Instructions for the task:
Copy every entry exactly.

Material provided:
::::::

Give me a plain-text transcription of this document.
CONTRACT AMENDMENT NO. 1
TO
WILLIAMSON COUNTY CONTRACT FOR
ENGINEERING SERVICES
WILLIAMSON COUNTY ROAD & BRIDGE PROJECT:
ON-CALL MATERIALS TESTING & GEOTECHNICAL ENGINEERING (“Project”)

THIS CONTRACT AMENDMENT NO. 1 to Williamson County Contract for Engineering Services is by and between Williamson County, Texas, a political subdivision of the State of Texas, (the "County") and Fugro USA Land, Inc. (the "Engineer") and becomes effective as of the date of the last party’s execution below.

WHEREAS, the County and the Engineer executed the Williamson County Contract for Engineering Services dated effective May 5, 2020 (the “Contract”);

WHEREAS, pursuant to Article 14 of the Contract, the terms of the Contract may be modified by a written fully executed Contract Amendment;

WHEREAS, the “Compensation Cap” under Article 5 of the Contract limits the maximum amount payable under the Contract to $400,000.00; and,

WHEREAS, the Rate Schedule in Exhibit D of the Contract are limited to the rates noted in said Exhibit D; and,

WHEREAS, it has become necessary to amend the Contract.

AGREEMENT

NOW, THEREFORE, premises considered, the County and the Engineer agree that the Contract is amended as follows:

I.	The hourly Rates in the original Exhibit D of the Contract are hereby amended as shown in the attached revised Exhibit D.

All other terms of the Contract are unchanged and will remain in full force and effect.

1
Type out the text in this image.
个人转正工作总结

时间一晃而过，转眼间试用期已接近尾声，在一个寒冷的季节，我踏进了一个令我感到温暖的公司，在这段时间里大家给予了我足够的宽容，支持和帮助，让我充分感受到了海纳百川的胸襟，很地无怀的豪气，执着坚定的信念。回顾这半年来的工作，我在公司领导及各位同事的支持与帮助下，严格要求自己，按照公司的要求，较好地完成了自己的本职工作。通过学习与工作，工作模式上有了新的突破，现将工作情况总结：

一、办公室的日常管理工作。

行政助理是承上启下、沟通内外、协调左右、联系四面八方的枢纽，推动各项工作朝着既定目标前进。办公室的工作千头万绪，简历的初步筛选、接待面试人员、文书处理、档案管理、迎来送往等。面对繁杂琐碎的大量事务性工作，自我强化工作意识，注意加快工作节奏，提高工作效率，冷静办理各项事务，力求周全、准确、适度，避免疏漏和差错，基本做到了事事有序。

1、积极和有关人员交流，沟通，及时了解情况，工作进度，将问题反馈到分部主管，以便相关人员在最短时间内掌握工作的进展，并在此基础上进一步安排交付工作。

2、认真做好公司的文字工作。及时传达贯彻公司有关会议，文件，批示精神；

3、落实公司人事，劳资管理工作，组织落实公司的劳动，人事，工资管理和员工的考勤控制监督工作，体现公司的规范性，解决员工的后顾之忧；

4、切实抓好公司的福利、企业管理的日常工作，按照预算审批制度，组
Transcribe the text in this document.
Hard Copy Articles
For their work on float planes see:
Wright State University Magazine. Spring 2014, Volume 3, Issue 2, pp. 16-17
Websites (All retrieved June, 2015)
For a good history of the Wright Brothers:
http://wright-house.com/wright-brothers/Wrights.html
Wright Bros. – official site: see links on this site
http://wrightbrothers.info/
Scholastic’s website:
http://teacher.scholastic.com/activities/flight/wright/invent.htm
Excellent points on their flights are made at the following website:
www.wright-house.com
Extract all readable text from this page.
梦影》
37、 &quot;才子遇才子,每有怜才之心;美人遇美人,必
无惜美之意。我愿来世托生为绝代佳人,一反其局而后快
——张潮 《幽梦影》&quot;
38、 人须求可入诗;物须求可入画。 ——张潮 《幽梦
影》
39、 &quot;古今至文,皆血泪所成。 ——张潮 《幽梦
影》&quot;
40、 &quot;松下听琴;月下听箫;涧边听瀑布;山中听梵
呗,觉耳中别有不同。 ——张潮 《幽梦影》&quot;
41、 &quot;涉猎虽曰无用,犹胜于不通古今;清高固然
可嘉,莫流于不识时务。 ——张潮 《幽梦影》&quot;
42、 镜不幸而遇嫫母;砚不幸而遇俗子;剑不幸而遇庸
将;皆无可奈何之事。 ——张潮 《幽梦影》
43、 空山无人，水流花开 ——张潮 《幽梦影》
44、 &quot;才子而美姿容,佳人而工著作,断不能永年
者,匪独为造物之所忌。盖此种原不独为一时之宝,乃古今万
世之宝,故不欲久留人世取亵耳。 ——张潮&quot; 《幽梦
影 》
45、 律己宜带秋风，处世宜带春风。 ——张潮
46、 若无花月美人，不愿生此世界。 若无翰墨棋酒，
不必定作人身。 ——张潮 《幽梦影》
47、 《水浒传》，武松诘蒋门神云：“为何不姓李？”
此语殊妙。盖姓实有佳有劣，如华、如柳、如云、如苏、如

::::::

Task response:
Give me a plain-text transcription of this document.
CONTRACT AMENDMENT NO. 1
TO
WILLIAMSON COUNTY CONTRACT FOR
ENGINEERING SERVICES
WILLIAMSON COUNTY ROAD & BRIDGE PROJECT:
ON-CALL MATERIALS TESTING & GEOTECHNICAL ENGINEERING (“Project”)

THIS CONTRACT AMENDMENT NO. 1 to Williamson County Contract for Engineering Services is by and between Williamson County, Texas, a political subdivision of the State of Texas, (the "County") and Fugro USA Land, Inc. (the "Engineer") and becomes effective as of the date of the last party’s execution below.

WHEREAS, the County and the Engineer executed the Williamson County Contract for Engineering Services dated effective May 5, 2020 (the “Contract”);

WHEREAS, pursuant to Article 14 of the Contract, the terms of the Contract may be modified by a written fully executed Contract Amendment;

WHEREAS, the “Compensation Cap” under Article 5 of the Contract limits the maximum amount payable under the Contract to $400,000.00; and,

WHEREAS, the Rate Schedule in Exhibit D of the Contract are limited to the rates noted in said Exhibit D; and,

WHEREAS, it has become necessary to amend the Contract.

AGREEMENT

NOW, THEREFORE, premises considered, the County and the Engineer agree that the Contract is amended as follows:

I.	The hourly Rates in the original Exhibit D of the Contract are hereby amended as shown in the attached revised Exhibit D.

All other terms of the Contract are unchanged and will remain in full force and effect.

1
Type out the text in this image.
个人转正工作总结

时间一晃而过，转眼间试用期已接近尾声，在一个寒冷的季节，我踏进了一个令我感到温暖的公司，在这段时间里大家给予了我足够的宽容，支持和帮助，让我充分感受到了海纳百川的胸襟，很地无怀的豪气，执着坚定的信念。回顾这半年来的工作，我在公司领导及各位同事的支持与帮助下，严格要求自己，按照公司的要求，较好地完成了自己的本职工作。通过学习与工作，工作模式上有了新的突破，现将工作情况总结：

一、办公室的日常管理工作。

行政助理是承上启下、沟通内外、协调左右、联系四面八方的枢纽，推动各项工作朝着既定目标前进。办公室的工作千头万绪，简历的初步筛选、接待面试人员、文书处理、档案管理、迎来送往等。面对繁杂琐碎的大量事务性工作，自我强化工作意识，注意加快工作节奏，提高工作效率，冷静办理各项事务，力求周全、准确、适度，避免疏漏和差错，基本做到了事事有序。

1、积极和有关人员交流，沟通，及时了解情况，工作进度，将问题反馈到分部主管，以便相关人员在最短时间内掌握工作的进展，并在此基础上进一步安排交付工作。

2、认真做好公司的文字工作。及时传达贯彻公司有关会议，文件，批示精神；

3、落实公司人事，劳资管理工作，组织落实公司的劳动，人事，工资管理和员工的考勤控制监督工作，体现公司的规范性，解决员工的后顾之忧；

4、切实抓好公司的福利、企业管理的日常工作，按照预算审批制度，组
Transcribe the text in this document.
Hard Copy Articles
For their work on float planes see:
Wright State University Magazine. Spring 2014, Volume 3, Issue 2, pp. 16-17
Websites (All retrieved June, 2015)
For a good history of the Wright Brothers:
http://wright-house.com/wright-brothers/Wrights.html
Wright Bros. – official site: see links on this site
http://wrightbrothers.info/
Scholastic’s website:
http://teacher.scholastic.com/activities/flight/wright/invent.htm
Excellent points on their flights are made at the following website:
www.wright-house.com
Extract all readable text from this page.
梦影》
37、 &quot;才子遇才子,每有怜才之心;美人遇美人,必
无惜美之意。我愿来世托生为绝代佳人,一反其局而后快
——张潮 《幽梦影》&quot;
38、 人须求可入诗;物须求可入画。 ——张潮 《幽梦
影》
39、 &quot;古今至文,皆血泪所成。 ——张潮 《幽梦
影》&quot;
40、 &quot;松下听琴;月下听箫;涧边听瀑布;山中听梵
呗,觉耳中别有不同。 ——张潮 《幽梦影》&quot;
41、 &quot;涉猎虽曰无用,犹胜于不通古今;清高固然
可嘉,莫流于不识时务。 ——张潮 《幽梦影》&quot;
42、 镜不幸而遇嫫母;砚不幸而遇俗子;剑不幸而遇庸
将;皆无可奈何之事。 ——张潮 《幽梦影》
43、 空山无人，水流花开 ——张潮 《幽梦影》
44、 &quot;才子而美姿容,佳人而工著作,断不能永年
者,匪独为造物之所忌。盖此种原不独为一时之宝,乃古今万
世之宝,故不欲久留人世取亵耳。 ——张潮&quot; 《幽梦
影 》
45、 律己宜带秋风，处世宜带春风。 ——张潮
46、 若无花月美人，不愿生此世界。 若无翰墨棋酒，
不必定作人身。 ——张潮 《幽梦影》
47、 《水浒传》，武松诘蒋门神云：“为何不姓李？”
此语殊妙。盖姓实有佳有劣，如华、如柳、如云、如苏、如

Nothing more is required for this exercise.